Output the data exactly, with every line intact.

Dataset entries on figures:
--------------------------------

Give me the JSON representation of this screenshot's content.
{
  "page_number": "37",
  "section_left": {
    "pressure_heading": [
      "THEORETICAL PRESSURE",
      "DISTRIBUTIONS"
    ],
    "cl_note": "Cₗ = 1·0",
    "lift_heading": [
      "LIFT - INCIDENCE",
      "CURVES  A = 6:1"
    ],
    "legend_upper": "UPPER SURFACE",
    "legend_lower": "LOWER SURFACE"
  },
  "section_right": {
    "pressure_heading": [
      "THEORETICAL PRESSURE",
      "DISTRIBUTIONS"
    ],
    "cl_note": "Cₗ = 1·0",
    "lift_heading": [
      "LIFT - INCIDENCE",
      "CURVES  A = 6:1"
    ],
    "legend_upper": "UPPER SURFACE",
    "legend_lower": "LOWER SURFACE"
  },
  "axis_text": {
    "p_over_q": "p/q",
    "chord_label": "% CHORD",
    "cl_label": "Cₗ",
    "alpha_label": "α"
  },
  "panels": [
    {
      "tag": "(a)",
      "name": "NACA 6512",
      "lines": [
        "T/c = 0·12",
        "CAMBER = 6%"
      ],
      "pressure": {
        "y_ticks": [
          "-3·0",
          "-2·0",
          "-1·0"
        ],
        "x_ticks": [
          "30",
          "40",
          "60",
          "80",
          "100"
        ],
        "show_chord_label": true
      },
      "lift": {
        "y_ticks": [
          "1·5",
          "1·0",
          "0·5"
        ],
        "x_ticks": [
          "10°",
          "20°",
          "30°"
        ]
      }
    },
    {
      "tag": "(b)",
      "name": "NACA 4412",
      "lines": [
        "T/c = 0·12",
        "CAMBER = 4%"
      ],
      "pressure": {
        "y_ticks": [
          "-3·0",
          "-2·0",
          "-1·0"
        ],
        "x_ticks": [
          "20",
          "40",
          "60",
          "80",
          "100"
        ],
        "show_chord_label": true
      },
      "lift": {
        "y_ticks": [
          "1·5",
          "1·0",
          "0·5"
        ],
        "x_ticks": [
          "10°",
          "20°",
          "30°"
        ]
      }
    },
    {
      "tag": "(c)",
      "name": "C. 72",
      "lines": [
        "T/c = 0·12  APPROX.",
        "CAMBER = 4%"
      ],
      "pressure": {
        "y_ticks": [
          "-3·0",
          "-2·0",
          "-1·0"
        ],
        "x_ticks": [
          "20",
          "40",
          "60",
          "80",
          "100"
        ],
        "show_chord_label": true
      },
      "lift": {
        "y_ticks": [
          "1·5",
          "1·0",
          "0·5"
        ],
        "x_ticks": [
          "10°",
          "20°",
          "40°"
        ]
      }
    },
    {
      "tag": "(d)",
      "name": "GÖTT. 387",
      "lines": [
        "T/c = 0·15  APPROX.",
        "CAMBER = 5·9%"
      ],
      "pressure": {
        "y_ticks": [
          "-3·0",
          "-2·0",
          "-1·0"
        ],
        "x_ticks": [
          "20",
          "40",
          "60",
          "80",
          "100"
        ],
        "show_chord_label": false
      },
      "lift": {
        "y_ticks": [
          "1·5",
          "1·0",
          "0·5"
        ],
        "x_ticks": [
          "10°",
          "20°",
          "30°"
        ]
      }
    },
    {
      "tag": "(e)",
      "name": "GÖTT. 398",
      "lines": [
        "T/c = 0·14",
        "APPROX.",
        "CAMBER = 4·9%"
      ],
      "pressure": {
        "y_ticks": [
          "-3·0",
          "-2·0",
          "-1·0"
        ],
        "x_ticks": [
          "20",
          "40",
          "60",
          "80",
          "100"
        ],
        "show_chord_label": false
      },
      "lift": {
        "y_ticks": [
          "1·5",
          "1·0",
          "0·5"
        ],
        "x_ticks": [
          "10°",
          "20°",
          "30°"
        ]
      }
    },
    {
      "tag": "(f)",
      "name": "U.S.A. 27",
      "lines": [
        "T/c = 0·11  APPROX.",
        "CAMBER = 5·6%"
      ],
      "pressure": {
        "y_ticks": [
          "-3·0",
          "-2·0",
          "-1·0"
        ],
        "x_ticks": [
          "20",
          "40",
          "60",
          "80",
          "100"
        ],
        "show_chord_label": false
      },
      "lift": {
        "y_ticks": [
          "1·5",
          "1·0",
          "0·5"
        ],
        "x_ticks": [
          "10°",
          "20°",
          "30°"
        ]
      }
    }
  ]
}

--------------------------------

• **Task output**:
Give me the JSON representation of this screenshot's content.
{
  "page_number": "37",
  "section_left": {
    "pressure_heading": [
      "THEORETICAL PRESSURE",
      "DISTRIBUTIONS"
    ],
    "cl_note": "Cₗ = 1·0",
    "lift_heading": [
      "LIFT - INCIDENCE",
      "CURVES  A = 6:1"
    ],
    "legend_upper": "UPPER SURFACE",
    "legend_lower": "LOWER SURFACE"
  },
  "section_right": {
    "pressure_heading": [
      "THEORETICAL PRESSURE",
      "DISTRIBUTIONS"
    ],
    "cl_note": "Cₗ = 1·0",
    "lift_heading": [
      "LIFT - INCIDENCE",
      "CURVES  A = 6:1"
    ],
    "legend_upper": "UPPER SURFACE",
    "legend_lower": "LOWER SURFACE"
  },
  "axis_text": {
    "p_over_q": "p/q",
    "chord_label": "% CHORD",
    "cl_label": "Cₗ",
    "alpha_label": "α"
  },
  "panels": [
    {
      "tag": "(a)",
      "name": "NACA 6512",
      "lines": [
        "T/c = 0·12",
        "CAMBER = 6%"
      ],
      "pressure": {
        "y_ticks": [
          "-3·0",
          "-2·0",
          "-1·0"
        ],
        "x_ticks": [
          "30",
          "40",
          "60",
          "80",
          "100"
        ],
        "show_chord_label": true
      },
      "lift": {
        "y_ticks": [
          "1·5",
          "1·0",
          "0·5"
        ],
        "x_ticks": [
          "10°",
          "20°",
          "30°"
        ]
      }
    },
    {
      "tag": "(b)",
      "name": "NACA 4412",
      "lines": [
        "T/c = 0·12",
        "CAMBER = 4%"
      ],
      "pressure": {
        "y_ticks": [
          "-3·0",
          "-2·0",
          "-1·0"
        ],
        "x_ticks": [
          "20",
          "40",
          "60",
          "80",
          "100"
        ],
        "show_chord_label": true
      },
      "lift": {
        "y_ticks": [
          "1·5",
          "1·0",
          "0·5"
        ],
        "x_ticks": [
          "10°",
          "20°",
          "30°"
        ]
      }
    },
    {
      "tag": "(c)",
      "name": "C. 72",
      "lines": [
        "T/c = 0·12  APPROX.",
        "CAMBER = 4%"
      ],
      "pressure": {
        "y_ticks": [
          "-3·0",
          "-2·0",
          "-1·0"
        ],
        "x_ticks": [
          "20",
          "40",
          "60",
          "80",
          "100"
        ],
        "show_chord_label": true
      },
      "lift": {
        "y_ticks": [
          "1·5",
          "1·0",
          "0·5"
        ],
        "x_ticks": [
          "10°",
          "20°",
          "40°"
        ]
      }
    },
    {
      "tag": "(d)",
      "name": "GÖTT. 387",
      "lines": [
        "T/c = 0·15  APPROX.",
        "CAMBER = 5·9%"
      ],
      "pressure": {
        "y_ticks": [
          "-3·0",
          "-2·0",
          "-1·0"
        ],
        "x_ticks": [
          "20",
          "40",
          "60",
          "80",
          "100"
        ],
        "show_chord_label": false
      },
      "lift": {
        "y_ticks": [
          "1·5",
          "1·0",
          "0·5"
        ],
        "x_ticks": [
          "10°",
          "20°",
          "30°"
        ]
      }
    },
    {
      "tag": "(e)",
      "name": "GÖTT. 398",
      "lines": [
        "T/c = 0·14",
        "APPROX.",
        "CAMBER = 4·9%"
      ],
      "pressure": {
        "y_ticks": [
          "-3·0",
          "-2·0",
          "-1·0"
        ],
        "x_ticks": [
          "20",
          "40",
          "60",
          "80",
          "100"
        ],
        "show_chord_label": false
      },
      "lift": {
        "y_ticks": [
          "1·5",
          "1·0",
          "0·5"
        ],
        "x_ticks": [
          "10°",
          "20°",
          "30°"
        ]
      }
    },
    {
      "tag": "(f)",
      "name": "U.S.A. 27",
      "lines": [
        "T/c = 0·11  APPROX.",
        "CAMBER = 5·6%"
      ],
      "pressure": {
        "y_ticks": [
          "-3·0",
          "-2·0",
          "-1·0"
        ],
        "x_ticks": [
          "20",
          "40",
          "60",
          "80",
          "100"
        ],
        "show_chord_label": false
      },
      "lift": {
        "y_ticks": [
          "1·5",
          "1·0",
          "0·5"
        ],
        "x_ticks": [
          "10°",
          "20°",
          "30°"
        ]
      }
    }
  ]
}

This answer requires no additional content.